[What you should do]
Turn the records from the line with "x-tick-label: 30 bbox=[429, 193, 446, 211]" up to and including the line with "land-new-zealand bbox=[416, 109, 425, 119]" into a Markdown table with the columns Row and Line, numbering each line and leaving out blank lines.

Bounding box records
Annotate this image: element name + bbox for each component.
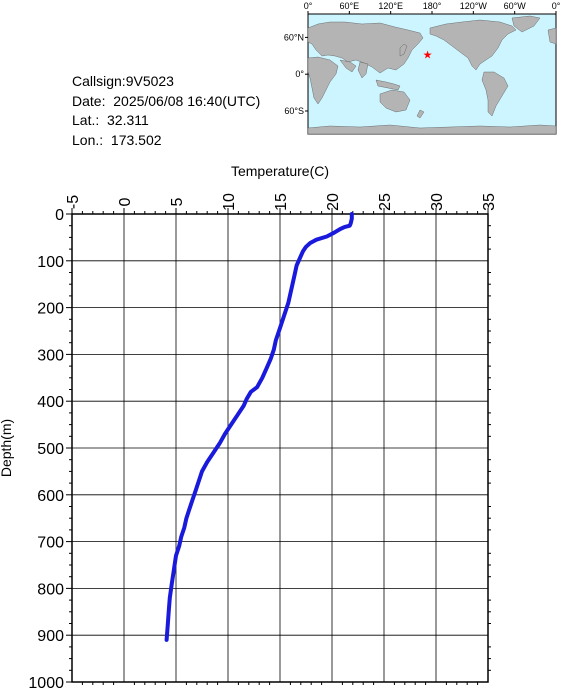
x-tick-label: 30 bbox=[429, 193, 446, 211]
x-axis-ticks: -5 0 5 10 15 20 25 30 35 bbox=[65, 193, 498, 685]
map-lon-label: 180° bbox=[423, 1, 442, 11]
x-tick-label: 25 bbox=[377, 193, 394, 211]
land-greenland bbox=[511, 15, 541, 33]
land-india bbox=[339, 59, 369, 79]
y-tick-label: 0 bbox=[55, 207, 64, 224]
callsign-text: Callsign:9V5023 bbox=[72, 73, 174, 89]
y-axis-title: Depth(m) bbox=[0, 419, 14, 477]
land-eurasia bbox=[307, 21, 424, 74]
map-lon-label: 120°W bbox=[460, 1, 488, 11]
longitude-text: Lon.: 173.502 bbox=[72, 131, 162, 148]
station-info: Callsign:9V5023 Date: 2025/06/08 16:40(U… bbox=[72, 72, 260, 150]
land-new-zealand bbox=[416, 109, 425, 119]
y-tick-label: 400 bbox=[37, 394, 64, 411]
map-lon-label: 60°W bbox=[504, 1, 527, 11]
land-europe-east-edge bbox=[547, 27, 557, 45]
land-indonesia bbox=[375, 79, 401, 91]
x-tick-label: 15 bbox=[273, 193, 290, 211]
chart-grid bbox=[71, 213, 489, 683]
map-lon-label: 0° bbox=[304, 1, 313, 11]
date-text: Date: 2025/06/08 16:40(UTC) bbox=[72, 92, 261, 109]
land-africa bbox=[307, 56, 339, 105]
latitude-text: Lat.: 32.311 bbox=[72, 112, 149, 128]
x-tick-label: 0 bbox=[117, 197, 134, 206]
map-land bbox=[307, 15, 557, 135]
y-tick-label: 500 bbox=[37, 441, 64, 458]
y-tick-label: 800 bbox=[37, 581, 64, 598]
x-tick-label: 5 bbox=[169, 197, 186, 206]
map-lon-label: 60°E bbox=[340, 1, 360, 11]
y-tick-label: 900 bbox=[37, 628, 64, 645]
map-frame: 0° 60°E 120°E 180° 120°W 60°W 0° 60°N 0° 60°S ★ bbox=[284, 1, 561, 135]
land-antarctica bbox=[307, 124, 557, 135]
temperature-depth-chart: -5 0 5 10 15 20 25 30 35 01002003004005006007008… bbox=[0, 163, 498, 690]
land-australia bbox=[379, 89, 411, 113]
land-japan bbox=[399, 43, 408, 57]
land-south-america bbox=[481, 71, 509, 117]
y-tick-label: 200 bbox=[37, 301, 64, 318]
y-tick-label: 100 bbox=[37, 254, 64, 271]
map-lat-label: 60°S bbox=[284, 106, 304, 116]
temperature-profile-line bbox=[164, 212, 354, 642]
land-north-america bbox=[429, 19, 517, 71]
y-tick-label: 1000 bbox=[28, 675, 64, 690]
x-tick-label: 10 bbox=[221, 193, 238, 211]
x-tick-label: 35 bbox=[481, 193, 498, 211]
x-tick-label: -5 bbox=[65, 195, 82, 209]
map-lat-label: 60°N bbox=[284, 32, 304, 42]
y-tick-label: 300 bbox=[37, 347, 64, 364]
map-left-labels: 60°N 0° 60°S bbox=[284, 32, 305, 116]
y-axis-ticks: 0 100 200 300 400 500 600 700 800 900 1000 bbox=[28, 207, 491, 690]
x-tick-label: 20 bbox=[325, 193, 342, 211]
y-tick-label: 700 bbox=[37, 535, 64, 552]
map-top-labels: 0° 60°E 120°E 180° 120°W 60°W 0° bbox=[304, 1, 561, 11]
x-axis-title: Temperature(C) bbox=[231, 163, 329, 179]
map-lon-label: 0° bbox=[552, 1, 561, 11]
map-lat-label: 0° bbox=[295, 69, 304, 79]
map-ticks bbox=[305, 11, 557, 112]
map-lon-label: 120°E bbox=[378, 1, 403, 11]
y-tick-label: 600 bbox=[37, 488, 64, 505]
location-marker-icon: ★ bbox=[423, 48, 433, 61]
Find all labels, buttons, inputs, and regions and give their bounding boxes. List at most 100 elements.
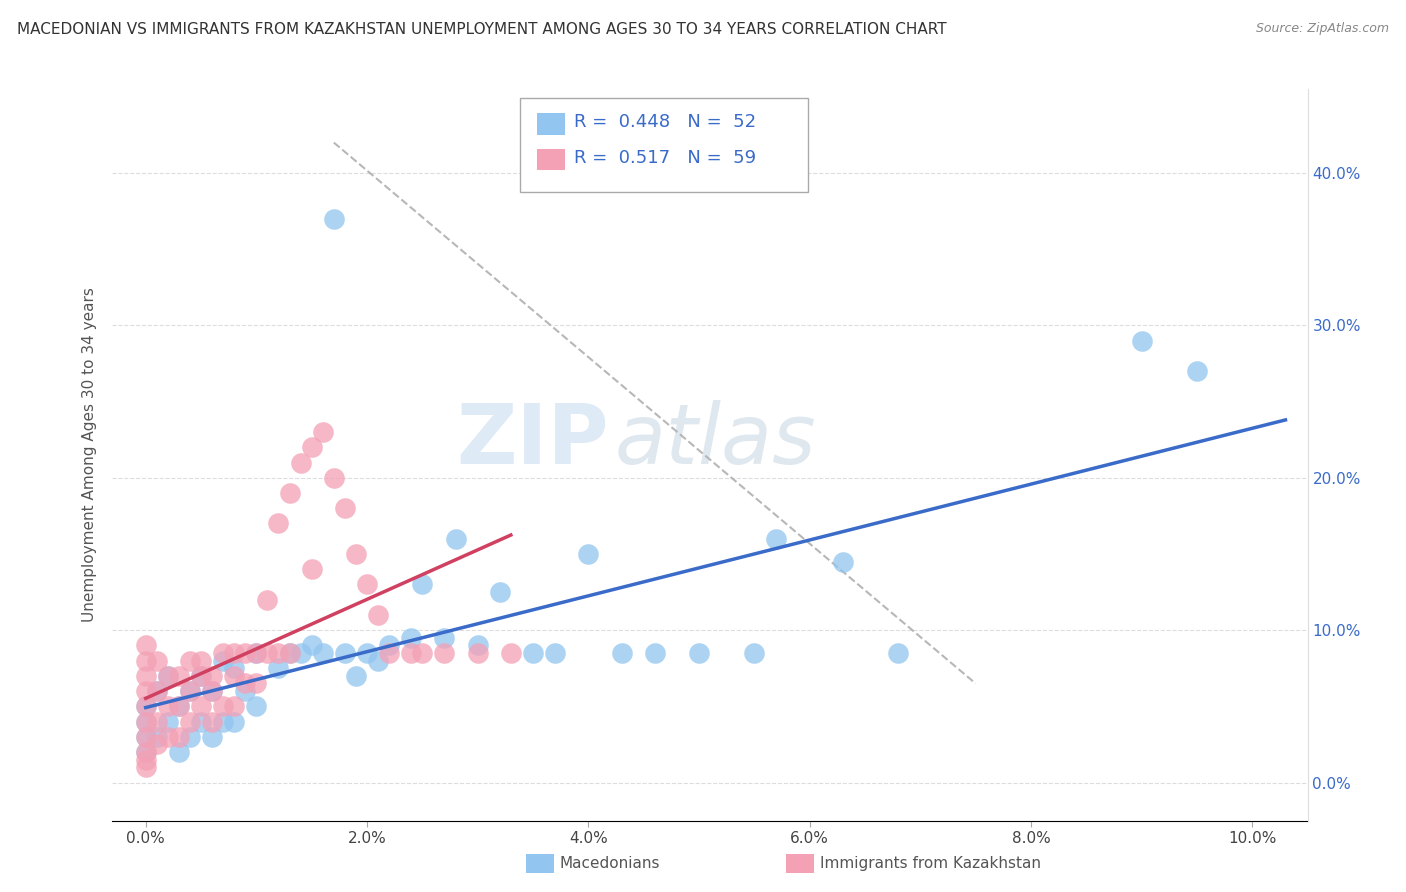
Point <box>245 676 267 690</box>
Point <box>179 654 201 668</box>
Point <box>499 646 522 660</box>
Text: R =  0.517   N =  59: R = 0.517 N = 59 <box>574 149 756 167</box>
Point <box>167 699 190 714</box>
Point <box>356 646 378 660</box>
Point <box>576 547 599 561</box>
Point <box>488 585 510 599</box>
Point <box>245 646 267 660</box>
Point <box>267 646 290 660</box>
Point <box>156 699 179 714</box>
Point <box>278 486 301 500</box>
Point <box>167 699 190 714</box>
Point <box>312 646 335 660</box>
Point <box>256 646 278 660</box>
Point <box>135 714 157 729</box>
Y-axis label: Unemployment Among Ages 30 to 34 years: Unemployment Among Ages 30 to 34 years <box>82 287 97 623</box>
Point <box>333 646 356 660</box>
Point <box>278 646 301 660</box>
Text: Immigrants from Kazakhstan: Immigrants from Kazakhstan <box>820 856 1040 871</box>
Point <box>742 646 765 660</box>
Point <box>135 669 157 683</box>
Point <box>444 532 467 546</box>
Point <box>433 631 456 645</box>
Point <box>167 730 190 744</box>
Point <box>179 684 201 698</box>
Point <box>212 714 235 729</box>
Point <box>290 646 312 660</box>
Point <box>224 714 246 729</box>
Point <box>233 676 256 690</box>
Point <box>190 714 212 729</box>
Point <box>167 669 190 683</box>
Point <box>145 714 167 729</box>
Text: MACEDONIAN VS IMMIGRANTS FROM KAZAKHSTAN UNEMPLOYMENT AMONG AGES 30 TO 34 YEARS : MACEDONIAN VS IMMIGRANTS FROM KAZAKHSTAN… <box>17 22 946 37</box>
Point <box>544 646 567 660</box>
Point <box>135 699 157 714</box>
Point <box>145 684 167 698</box>
Point <box>145 730 167 744</box>
Point <box>135 730 157 744</box>
Point <box>1130 334 1153 348</box>
Point <box>201 714 224 729</box>
Point <box>156 730 179 744</box>
Point <box>212 654 235 668</box>
Point <box>245 699 267 714</box>
Point <box>322 211 344 226</box>
Point <box>224 669 246 683</box>
Point <box>322 471 344 485</box>
Point <box>378 646 401 660</box>
Point <box>135 714 157 729</box>
Point <box>765 532 787 546</box>
Point <box>135 639 157 653</box>
Point <box>401 631 423 645</box>
Point <box>224 661 246 675</box>
Point <box>190 669 212 683</box>
Point <box>135 753 157 767</box>
Point <box>145 654 167 668</box>
Point <box>145 738 167 752</box>
Point <box>301 440 323 454</box>
Point <box>201 684 224 698</box>
Point <box>212 699 235 714</box>
Point <box>290 456 312 470</box>
Point <box>467 639 489 653</box>
Point <box>135 760 157 774</box>
Point <box>411 577 433 591</box>
Point <box>201 730 224 744</box>
Point <box>135 745 157 759</box>
Point <box>179 684 201 698</box>
Point <box>179 730 201 744</box>
Text: ZIP: ZIP <box>456 400 609 481</box>
Point <box>887 646 910 660</box>
Point <box>212 646 235 660</box>
Point <box>831 555 853 569</box>
Point <box>201 669 224 683</box>
Text: R =  0.448   N =  52: R = 0.448 N = 52 <box>574 113 756 131</box>
Point <box>135 684 157 698</box>
Point <box>190 699 212 714</box>
Point <box>135 699 157 714</box>
Point <box>688 646 710 660</box>
Point <box>190 654 212 668</box>
Point <box>156 669 179 683</box>
Point <box>301 639 323 653</box>
Point <box>378 639 401 653</box>
Point <box>522 646 544 660</box>
Point <box>179 714 201 729</box>
Point <box>610 646 633 660</box>
Point <box>135 730 157 744</box>
Point <box>312 425 335 439</box>
Point <box>644 646 666 660</box>
Point <box>333 501 356 516</box>
Point <box>245 646 267 660</box>
Point <box>224 646 246 660</box>
Point <box>167 745 190 759</box>
Point <box>145 684 167 698</box>
Point <box>301 562 323 576</box>
Point <box>367 607 389 622</box>
Point <box>344 669 367 683</box>
Point <box>1185 364 1208 378</box>
Point <box>267 661 290 675</box>
Point <box>156 714 179 729</box>
Point <box>401 646 423 660</box>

[Written solution]
| Row | Line |
|---|---|
| 1 | x-tick-label: 30 bbox=[429, 193, 446, 211] |
| 2 | x-axis-ticks: -5 0 5 10 15 20 25 30 35 bbox=[65, 193, 498, 685] |
| 3 | map-lon-label: 180° bbox=[423, 1, 442, 11] |
| 4 | x-tick-label: 25 bbox=[377, 193, 394, 211] |
| 5 | land-greenland bbox=[511, 15, 541, 33] |
| 6 | land-india bbox=[339, 59, 369, 79] |
| 7 | y-tick-label: 0 bbox=[55, 207, 64, 224] |
| 8 | callsign-text: Callsign:9V5023 bbox=[72, 73, 174, 89] |
| 9 | y-axis-title: Depth(m) bbox=[0, 419, 14, 477] |
| 10 | land-eurasia bbox=[307, 21, 424, 74] |
| 11 | map-lon-label: 120°W bbox=[460, 1, 488, 11] |
| 12 | longitude-text: Lon.: 173.502 bbox=[72, 131, 162, 148] |
| 13 | station-info: Callsign:9V5023 Date: 2025/06/08 16:40(U… bbox=[72, 72, 260, 150] |
| 14 | land-new-zealand bbox=[416, 109, 425, 119] |